** Start of Material for this exercise **

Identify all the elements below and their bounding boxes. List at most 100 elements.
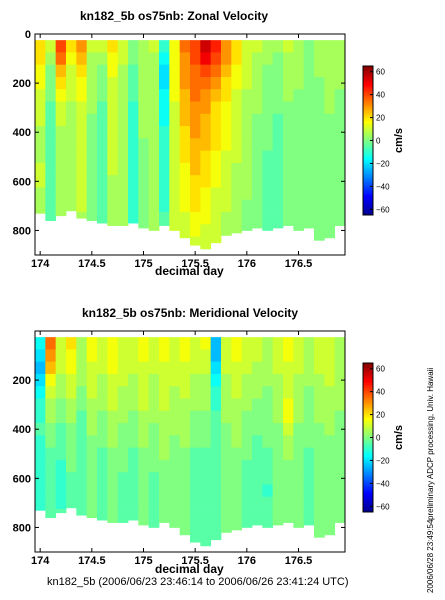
meridional-cell <box>169 386 181 399</box>
zonal-cell <box>252 138 263 152</box>
zonal-cell <box>86 113 98 127</box>
zonal-cell <box>128 138 139 152</box>
zonal-cell <box>45 162 57 176</box>
meridional-colorbar-segment <box>363 397 373 401</box>
zonal-cell <box>293 175 305 188</box>
zonal-cell <box>45 199 57 213</box>
meridional-cell <box>55 447 67 461</box>
meridional-cell <box>252 373 263 387</box>
zonal-cell <box>138 76 150 90</box>
zonal-cell <box>159 187 170 201</box>
meridional-cell <box>107 410 119 424</box>
meridional-cell <box>138 459 150 473</box>
meridional-cell <box>107 398 119 412</box>
zonal-cell <box>138 89 150 102</box>
zonal-cell <box>117 138 129 152</box>
meridional-cell <box>169 472 181 485</box>
zonal-cell <box>169 212 181 225</box>
meridional-ytick-label: 400 <box>13 424 31 436</box>
zonal-cell <box>252 150 263 164</box>
zonal-cell <box>334 150 346 164</box>
zonal-cell <box>86 187 98 201</box>
meridional-cell <box>283 509 294 522</box>
zonal-colorbar-segment <box>363 115 373 119</box>
zonal-cell <box>210 224 222 237</box>
zonal-cell <box>283 126 294 139</box>
zonal-cell <box>179 126 191 139</box>
zonal-cell <box>138 138 150 152</box>
zonal-ytick-label: 600 <box>13 176 31 188</box>
zonal-cell <box>272 76 284 90</box>
meridional-cell <box>314 533 325 538</box>
zonal-cell <box>128 126 139 139</box>
zonal-colorbar-tick-label: 0 <box>376 137 381 146</box>
zonal-cell <box>314 212 325 225</box>
zonal-cell <box>55 187 67 201</box>
zonal-cell <box>221 101 232 115</box>
meridional-velocity-xlabel: decimal day <box>155 562 224 576</box>
meridional-colorbar-segment <box>363 507 373 510</box>
meridional-velocity-title: kn182_5b os75nb: Meridional Velocity <box>82 306 299 320</box>
zonal-cell <box>210 150 222 164</box>
meridional-cell <box>293 337 305 350</box>
meridional-cell <box>283 447 294 461</box>
meridional-cell <box>200 435 212 449</box>
zonal-cell <box>324 212 336 225</box>
meridional-cell <box>190 386 201 399</box>
zonal-cell <box>241 199 253 213</box>
zonal-cell <box>148 224 160 231</box>
zonal-colorbar-segment <box>363 200 373 203</box>
meridional-cell <box>324 447 336 461</box>
meridional-cell <box>283 459 294 473</box>
meridional-cell <box>86 435 98 449</box>
zonal-cell <box>66 64 77 78</box>
zonal-colorbar-segment <box>363 172 373 176</box>
zonal-cell <box>200 199 212 213</box>
meridional-colorbar-tick-label: 60 <box>376 365 385 374</box>
meridional-cell <box>231 361 243 375</box>
zonal-cell <box>262 150 274 164</box>
zonal-cell <box>272 126 284 139</box>
zonal-cell <box>334 126 346 139</box>
meridional-cell <box>159 509 170 522</box>
meridional-cell <box>324 435 336 449</box>
meridional-cell <box>252 447 263 461</box>
zonal-cell <box>272 138 284 152</box>
meridional-cell <box>107 423 119 436</box>
zonal-cell <box>179 101 191 115</box>
meridional-cell <box>107 496 119 510</box>
zonal-cell <box>334 52 346 66</box>
meridional-cell <box>179 349 191 363</box>
zonal-cell <box>179 89 191 102</box>
meridional-cell <box>76 373 88 387</box>
zonal-colorbar-segment <box>363 175 373 179</box>
zonal-cell <box>200 40 212 53</box>
meridional-cell <box>272 361 284 375</box>
meridional-cell <box>210 521 222 534</box>
zonal-cell <box>221 224 232 236</box>
zonal-cell <box>262 199 274 213</box>
zonal-cell <box>169 224 181 231</box>
zonal-xtick-label: 174.5 <box>78 258 106 270</box>
meridional-cell <box>324 386 336 399</box>
zonal-colorbar-segment <box>363 80 373 84</box>
meridional-cell <box>148 386 160 399</box>
meridional-cell <box>190 496 201 510</box>
meridional-cell <box>241 435 253 449</box>
zonal-colorbar-tick-label: −40 <box>376 182 390 191</box>
meridional-cell <box>148 509 160 522</box>
zonal-cell <box>303 101 315 115</box>
zonal-cell <box>45 113 57 127</box>
zonal-cell <box>324 187 336 201</box>
meridional-cell <box>148 447 160 461</box>
zonal-cell <box>262 126 274 139</box>
zonal-colorbar-segment <box>363 177 373 181</box>
meridional-cell <box>45 435 57 449</box>
meridional-cell <box>241 349 253 363</box>
zonal-cell <box>107 150 119 164</box>
zonal-colorbar-segment <box>363 202 373 206</box>
meridional-cell <box>128 349 139 363</box>
zonal-cell <box>76 138 88 152</box>
zonal-cell <box>200 89 212 102</box>
zonal-colorbar-segment <box>363 123 373 126</box>
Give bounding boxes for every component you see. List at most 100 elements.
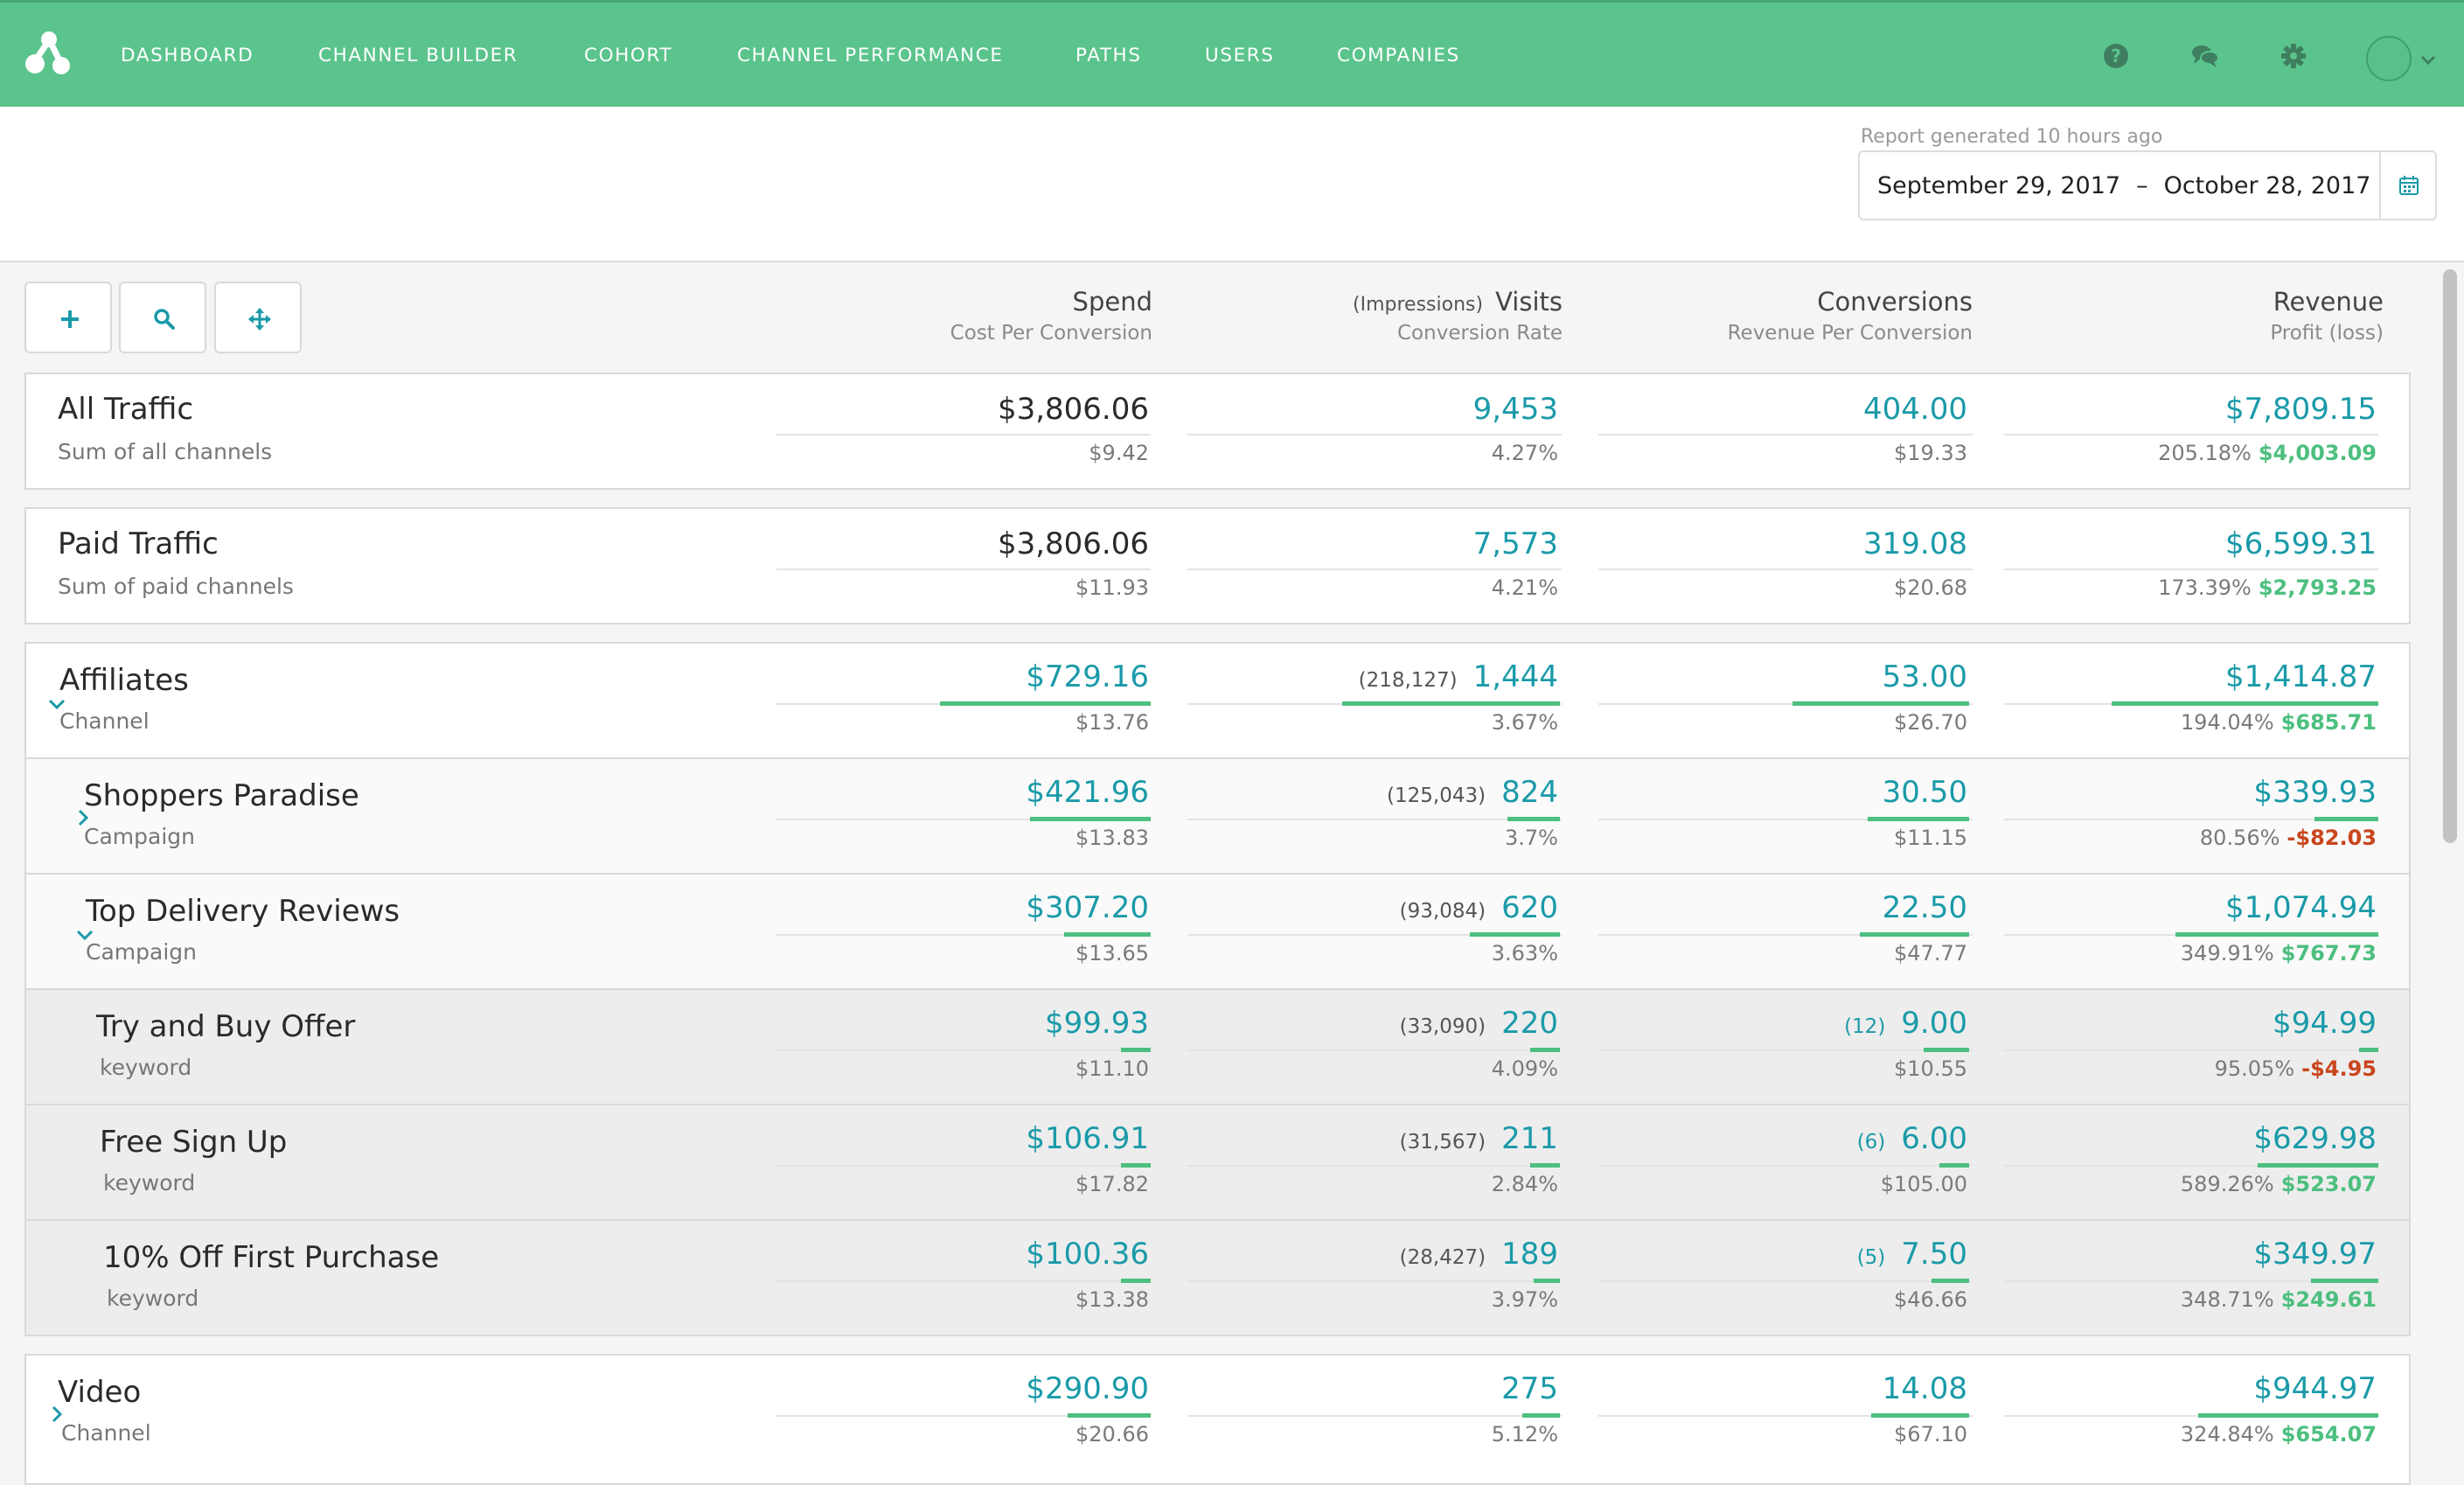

** End of Material for this exercise **

→ **Do this**:
Give every line of the listing above as a numbered list, omitting blank lines. Leave the pictures out.

→ **Full output**:
1. Identify all the elements below and their bounding boxes. List at most 100 elements.
2. meridional-cell <box>169 386 181 399</box>
3. zonal-cell <box>252 138 263 152</box>
4. zonal-cell <box>86 113 98 127</box>
5. zonal-cell <box>128 138 139 152</box>
6. zonal-cell <box>45 162 57 176</box>
7. meridional-colorbar-segment <box>363 397 373 401</box>
8. zonal-cell <box>293 175 305 188</box>
9. zonal-cell <box>45 199 57 213</box>
10. meridional-cell <box>55 447 67 461</box>
11. meridional-cell <box>252 373 263 387</box>
12. zonal-cell <box>138 76 150 90</box>
13. zonal-cell <box>159 187 170 201</box>
14. meridional-cell <box>107 410 119 424</box>
15. meridional-cell <box>138 459 150 473</box>
16. meridional-cell <box>107 398 119 412</box>
17. zonal-cell <box>138 89 150 102</box>
18. zonal-cell <box>117 138 129 152</box>
19. meridional-cell <box>169 472 181 485</box>
20. zonal-cell <box>169 212 181 225</box>
21. meridional-ytick-label: 400 <box>13 424 31 436</box>
22. zonal-cell <box>252 150 263 164</box>
23. zonal-cell <box>334 150 346 164</box>
24. zonal-cell <box>86 187 98 201</box>
25. meridional-cell <box>283 509 294 522</box>
26. zonal-colorbar-segment <box>363 115 373 119</box>
27. zonal-cell <box>210 224 222 237</box>
28. zonal-cell <box>283 126 294 139</box>
29. zonal-cell <box>179 126 191 139</box>
30. zonal-cell <box>138 138 150 152</box>
31. zonal-ytick-label: 600 <box>13 176 31 188</box>
32. zonal-cell <box>272 76 284 90</box>
33. meridional-cell <box>314 533 325 538</box>
34. zonal-cell <box>128 126 139 139</box>
35. zonal-colorbar-tick-label: 0 <box>376 137 381 146</box>
36. zonal-cell <box>314 212 325 225</box>
37. zonal-cell <box>55 187 67 201</box>
38. zonal-cell <box>221 101 232 115</box>
39. meridional-velocity-xlabel: decimal day <box>155 562 224 576</box>
40. meridional-colorbar-segment <box>363 507 373 510</box>
41. meridional-velocity-title: kn182_5b os75nb: Meridional Velocity <box>82 306 299 320</box>
42. zonal-cell <box>210 150 222 164</box>
43. meridional-cell <box>293 337 305 350</box>
44. meridional-cell <box>283 447 294 461</box>
45. meridional-cell <box>200 435 212 449</box>
46. zonal-cell <box>324 212 336 225</box>
47. meridional-cell <box>190 386 201 399</box>
48. zonal-cell <box>241 199 253 213</box>
49. zonal-cell <box>148 224 160 231</box>
50. zonal-colorbar-segment <box>363 200 373 203</box>
51. meridional-cell <box>324 447 336 461</box>
52. meridional-cell <box>283 459 294 473</box>
53. meridional-cell <box>86 435 98 449</box>
54. zonal-cell <box>66 64 77 78</box>
55. zonal-colorbar-segment <box>363 172 373 176</box>
56. zonal-cell <box>200 199 212 213</box>
57. meridional-colorbar-tick-label: 60 <box>376 365 385 374</box>
58. meridional-cell <box>231 361 243 375</box>
59. zonal-cell <box>262 150 274 164</box>
60. zonal-cell <box>272 126 284 139</box>
61. zonal-cell <box>334 126 346 139</box>
62. meridional-cell <box>159 509 170 522</box>
63. meridional-cell <box>324 435 336 449</box>
64. meridional-cell <box>252 447 263 461</box>
65. zonal-cell <box>272 138 284 152</box>
66. meridional-cell <box>107 423 119 436</box>
67. zonal-cell <box>179 101 191 115</box>
68. meridional-cell <box>107 496 119 510</box>
69. zonal-cell <box>334 52 346 66</box>
70. meridional-cell <box>179 349 191 363</box>
71. zonal-cell <box>179 89 191 102</box>
72. meridional-cell <box>76 373 88 387</box>
73. zonal-colorbar-segment <box>363 175 373 179</box>
74. zonal-cell <box>200 40 212 53</box>
75. meridional-cell <box>272 361 284 375</box>
76. meridional-cell <box>210 521 222 534</box>
77. zonal-cell <box>221 224 232 236</box>
78. zonal-cell <box>262 199 274 213</box>
79. zonal-cell <box>169 224 181 231</box>
80. zonal-xtick-label: 174.5 <box>78 258 106 270</box>
81. meridional-cell <box>324 386 336 399</box>
82. zonal-colorbar-segment <box>363 80 373 84</box>
83. meridional-cell <box>148 386 160 399</box>
84. meridional-cell <box>190 496 201 510</box>
85. meridional-cell <box>241 435 253 449</box>
86. zonal-colorbar-tick-label: −40 <box>376 182 390 191</box>
87. meridional-cell <box>148 509 160 522</box>
88. zonal-cell <box>303 101 315 115</box>
89. zonal-cell <box>45 113 57 127</box>
90. zonal-cell <box>324 187 336 201</box>
91. meridional-cell <box>148 447 160 461</box>
92. zonal-cell <box>262 126 274 139</box>
93. zonal-colorbar-segment <box>363 177 373 181</box>
94. meridional-cell <box>45 435 57 449</box>
95. meridional-cell <box>241 349 253 363</box>
96. zonal-cell <box>107 150 119 164</box>
97. zonal-colorbar-segment <box>363 202 373 206</box>
98. meridional-cell <box>128 349 139 363</box>
99. zonal-cell <box>76 138 88 152</box>
100. zonal-cell <box>200 89 212 102</box>
101. zonal-colorbar-segment <box>363 123 373 126</box>
102. Give bounding boxes for every component you see. List at most 100 elements.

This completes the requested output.